**INSTRUCTIONS TO FOLLOW**. Check each line of the data below for the word "name", then extract the ones that have it.

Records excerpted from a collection
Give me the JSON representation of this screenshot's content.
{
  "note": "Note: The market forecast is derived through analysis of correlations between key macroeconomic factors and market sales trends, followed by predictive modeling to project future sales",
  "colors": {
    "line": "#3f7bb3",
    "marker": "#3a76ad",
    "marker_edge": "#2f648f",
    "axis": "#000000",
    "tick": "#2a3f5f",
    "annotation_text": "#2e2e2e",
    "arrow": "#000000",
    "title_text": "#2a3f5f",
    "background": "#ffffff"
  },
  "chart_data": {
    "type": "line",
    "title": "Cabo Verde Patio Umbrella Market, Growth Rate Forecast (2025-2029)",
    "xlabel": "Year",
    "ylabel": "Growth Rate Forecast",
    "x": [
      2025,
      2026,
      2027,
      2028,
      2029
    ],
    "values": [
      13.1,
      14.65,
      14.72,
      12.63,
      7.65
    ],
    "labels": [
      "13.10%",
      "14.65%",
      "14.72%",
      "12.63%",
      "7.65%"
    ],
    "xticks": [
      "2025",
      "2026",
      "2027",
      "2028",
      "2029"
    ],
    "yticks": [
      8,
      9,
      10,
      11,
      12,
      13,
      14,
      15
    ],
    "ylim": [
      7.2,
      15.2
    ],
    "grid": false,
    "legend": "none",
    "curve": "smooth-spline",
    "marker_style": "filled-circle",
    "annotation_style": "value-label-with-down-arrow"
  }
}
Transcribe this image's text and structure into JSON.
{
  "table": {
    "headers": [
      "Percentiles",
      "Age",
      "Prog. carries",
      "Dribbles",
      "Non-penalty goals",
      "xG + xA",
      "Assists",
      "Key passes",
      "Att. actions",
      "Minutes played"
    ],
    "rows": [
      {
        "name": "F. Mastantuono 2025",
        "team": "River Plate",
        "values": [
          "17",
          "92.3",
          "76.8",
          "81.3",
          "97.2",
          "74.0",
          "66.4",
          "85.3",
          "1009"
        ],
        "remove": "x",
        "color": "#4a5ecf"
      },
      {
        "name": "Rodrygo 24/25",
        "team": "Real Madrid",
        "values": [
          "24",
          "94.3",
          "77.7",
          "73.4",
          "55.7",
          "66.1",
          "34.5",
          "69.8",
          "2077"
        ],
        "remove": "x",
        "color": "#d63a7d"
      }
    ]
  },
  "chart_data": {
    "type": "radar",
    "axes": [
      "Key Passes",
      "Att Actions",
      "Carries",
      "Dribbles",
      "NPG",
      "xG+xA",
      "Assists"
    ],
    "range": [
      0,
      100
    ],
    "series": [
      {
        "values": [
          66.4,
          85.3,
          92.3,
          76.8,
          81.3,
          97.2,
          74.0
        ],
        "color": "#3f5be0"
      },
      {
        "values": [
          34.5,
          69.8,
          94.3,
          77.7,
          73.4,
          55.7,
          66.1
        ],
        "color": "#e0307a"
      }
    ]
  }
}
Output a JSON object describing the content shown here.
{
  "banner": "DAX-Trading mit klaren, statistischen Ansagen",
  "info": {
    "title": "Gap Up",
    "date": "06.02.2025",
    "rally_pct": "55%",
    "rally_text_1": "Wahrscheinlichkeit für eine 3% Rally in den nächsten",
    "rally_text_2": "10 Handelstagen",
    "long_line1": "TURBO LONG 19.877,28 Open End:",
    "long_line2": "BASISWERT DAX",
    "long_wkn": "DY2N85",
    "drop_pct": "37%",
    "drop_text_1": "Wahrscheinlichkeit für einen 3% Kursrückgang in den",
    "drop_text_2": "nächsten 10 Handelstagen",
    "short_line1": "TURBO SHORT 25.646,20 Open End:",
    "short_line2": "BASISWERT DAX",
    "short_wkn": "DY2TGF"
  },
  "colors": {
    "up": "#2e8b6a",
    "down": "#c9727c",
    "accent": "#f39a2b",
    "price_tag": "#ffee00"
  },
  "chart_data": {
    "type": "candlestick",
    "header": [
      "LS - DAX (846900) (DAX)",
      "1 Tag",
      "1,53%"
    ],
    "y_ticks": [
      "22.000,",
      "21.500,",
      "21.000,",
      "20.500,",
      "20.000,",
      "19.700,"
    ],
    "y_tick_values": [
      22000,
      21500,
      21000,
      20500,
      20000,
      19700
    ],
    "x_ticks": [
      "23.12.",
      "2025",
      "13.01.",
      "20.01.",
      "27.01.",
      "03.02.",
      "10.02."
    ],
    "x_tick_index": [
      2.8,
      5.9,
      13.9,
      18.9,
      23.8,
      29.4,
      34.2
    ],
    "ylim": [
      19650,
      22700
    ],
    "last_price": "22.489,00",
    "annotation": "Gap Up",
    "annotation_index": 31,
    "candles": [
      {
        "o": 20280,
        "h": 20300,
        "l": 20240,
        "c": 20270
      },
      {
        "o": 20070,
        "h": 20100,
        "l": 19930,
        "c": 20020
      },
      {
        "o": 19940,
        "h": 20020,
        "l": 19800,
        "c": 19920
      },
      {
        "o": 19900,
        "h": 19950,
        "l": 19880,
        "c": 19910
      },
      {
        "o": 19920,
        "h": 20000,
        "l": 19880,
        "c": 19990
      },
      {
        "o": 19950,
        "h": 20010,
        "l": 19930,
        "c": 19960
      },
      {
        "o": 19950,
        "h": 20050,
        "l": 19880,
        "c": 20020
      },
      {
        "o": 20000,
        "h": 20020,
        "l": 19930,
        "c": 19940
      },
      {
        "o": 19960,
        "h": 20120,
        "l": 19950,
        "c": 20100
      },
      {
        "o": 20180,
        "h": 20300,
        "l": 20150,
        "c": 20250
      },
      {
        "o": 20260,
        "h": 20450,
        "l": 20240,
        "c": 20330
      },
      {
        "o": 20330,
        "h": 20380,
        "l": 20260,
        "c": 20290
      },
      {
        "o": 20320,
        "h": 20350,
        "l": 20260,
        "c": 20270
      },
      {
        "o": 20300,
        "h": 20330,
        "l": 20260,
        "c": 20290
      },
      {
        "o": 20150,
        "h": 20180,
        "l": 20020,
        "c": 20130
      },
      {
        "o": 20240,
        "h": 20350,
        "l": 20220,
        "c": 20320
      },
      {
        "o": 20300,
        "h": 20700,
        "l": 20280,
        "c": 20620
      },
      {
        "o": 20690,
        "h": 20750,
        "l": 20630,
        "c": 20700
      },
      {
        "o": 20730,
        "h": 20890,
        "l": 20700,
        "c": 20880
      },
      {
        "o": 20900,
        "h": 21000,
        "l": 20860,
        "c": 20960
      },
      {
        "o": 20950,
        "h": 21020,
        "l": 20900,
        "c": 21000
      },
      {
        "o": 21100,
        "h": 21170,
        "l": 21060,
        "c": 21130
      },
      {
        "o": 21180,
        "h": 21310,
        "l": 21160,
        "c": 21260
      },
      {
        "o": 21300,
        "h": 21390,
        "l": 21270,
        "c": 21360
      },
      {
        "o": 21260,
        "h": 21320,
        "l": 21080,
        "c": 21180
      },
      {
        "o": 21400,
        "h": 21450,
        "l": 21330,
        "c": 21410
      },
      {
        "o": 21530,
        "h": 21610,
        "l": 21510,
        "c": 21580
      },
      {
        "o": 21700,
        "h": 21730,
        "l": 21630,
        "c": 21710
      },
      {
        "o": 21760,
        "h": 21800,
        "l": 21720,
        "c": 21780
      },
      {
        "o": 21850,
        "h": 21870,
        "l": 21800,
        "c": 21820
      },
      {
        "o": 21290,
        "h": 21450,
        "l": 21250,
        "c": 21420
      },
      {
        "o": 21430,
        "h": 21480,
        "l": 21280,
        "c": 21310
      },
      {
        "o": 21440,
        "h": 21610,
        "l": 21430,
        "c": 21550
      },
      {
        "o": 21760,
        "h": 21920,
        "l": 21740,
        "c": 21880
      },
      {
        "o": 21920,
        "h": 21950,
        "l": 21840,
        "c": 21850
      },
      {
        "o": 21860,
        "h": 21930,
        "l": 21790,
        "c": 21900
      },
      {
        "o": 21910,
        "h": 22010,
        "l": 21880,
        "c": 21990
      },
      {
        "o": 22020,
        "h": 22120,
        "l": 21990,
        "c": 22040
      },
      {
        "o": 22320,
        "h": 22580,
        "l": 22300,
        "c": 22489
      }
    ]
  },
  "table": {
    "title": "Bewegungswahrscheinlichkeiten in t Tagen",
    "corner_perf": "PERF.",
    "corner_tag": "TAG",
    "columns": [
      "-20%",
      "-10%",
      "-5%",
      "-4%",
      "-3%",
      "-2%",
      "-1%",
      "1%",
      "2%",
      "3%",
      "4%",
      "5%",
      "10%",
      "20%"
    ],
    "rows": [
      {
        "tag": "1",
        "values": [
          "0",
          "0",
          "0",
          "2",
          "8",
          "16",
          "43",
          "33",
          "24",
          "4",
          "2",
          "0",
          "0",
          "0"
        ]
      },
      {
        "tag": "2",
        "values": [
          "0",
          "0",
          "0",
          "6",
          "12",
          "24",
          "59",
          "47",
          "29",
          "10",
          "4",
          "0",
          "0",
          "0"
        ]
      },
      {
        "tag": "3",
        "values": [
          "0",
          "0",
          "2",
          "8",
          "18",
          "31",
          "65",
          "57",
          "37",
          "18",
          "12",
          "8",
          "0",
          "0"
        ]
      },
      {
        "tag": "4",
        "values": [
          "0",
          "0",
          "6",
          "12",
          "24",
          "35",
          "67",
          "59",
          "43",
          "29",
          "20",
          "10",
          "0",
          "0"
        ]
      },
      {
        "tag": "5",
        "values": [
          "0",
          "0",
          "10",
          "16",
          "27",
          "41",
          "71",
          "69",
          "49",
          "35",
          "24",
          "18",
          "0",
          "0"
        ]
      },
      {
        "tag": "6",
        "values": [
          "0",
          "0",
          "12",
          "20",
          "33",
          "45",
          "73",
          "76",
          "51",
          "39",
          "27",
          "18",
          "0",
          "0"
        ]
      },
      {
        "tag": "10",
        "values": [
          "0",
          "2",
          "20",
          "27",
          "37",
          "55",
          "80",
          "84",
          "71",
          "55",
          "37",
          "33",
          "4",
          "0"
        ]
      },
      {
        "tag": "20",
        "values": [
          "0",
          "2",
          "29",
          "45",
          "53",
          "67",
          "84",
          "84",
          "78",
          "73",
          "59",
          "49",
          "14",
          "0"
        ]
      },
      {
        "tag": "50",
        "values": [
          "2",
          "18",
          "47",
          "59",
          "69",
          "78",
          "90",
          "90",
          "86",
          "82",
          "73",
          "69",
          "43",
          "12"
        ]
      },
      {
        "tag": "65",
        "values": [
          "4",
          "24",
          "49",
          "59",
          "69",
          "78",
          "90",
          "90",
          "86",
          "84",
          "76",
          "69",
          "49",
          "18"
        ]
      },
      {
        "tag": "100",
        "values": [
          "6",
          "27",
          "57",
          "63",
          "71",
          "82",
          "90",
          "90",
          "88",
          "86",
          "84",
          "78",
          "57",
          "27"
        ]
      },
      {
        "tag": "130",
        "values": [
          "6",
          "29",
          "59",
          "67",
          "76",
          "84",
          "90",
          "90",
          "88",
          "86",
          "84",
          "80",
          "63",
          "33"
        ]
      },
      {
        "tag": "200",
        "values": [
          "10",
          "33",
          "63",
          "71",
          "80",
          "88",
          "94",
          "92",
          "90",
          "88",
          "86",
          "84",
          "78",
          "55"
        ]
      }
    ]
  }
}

**WRITTEN SOLUTION**.
        "name": "F. Mastantuono 2025",
        "name": "Rodrygo 24/25",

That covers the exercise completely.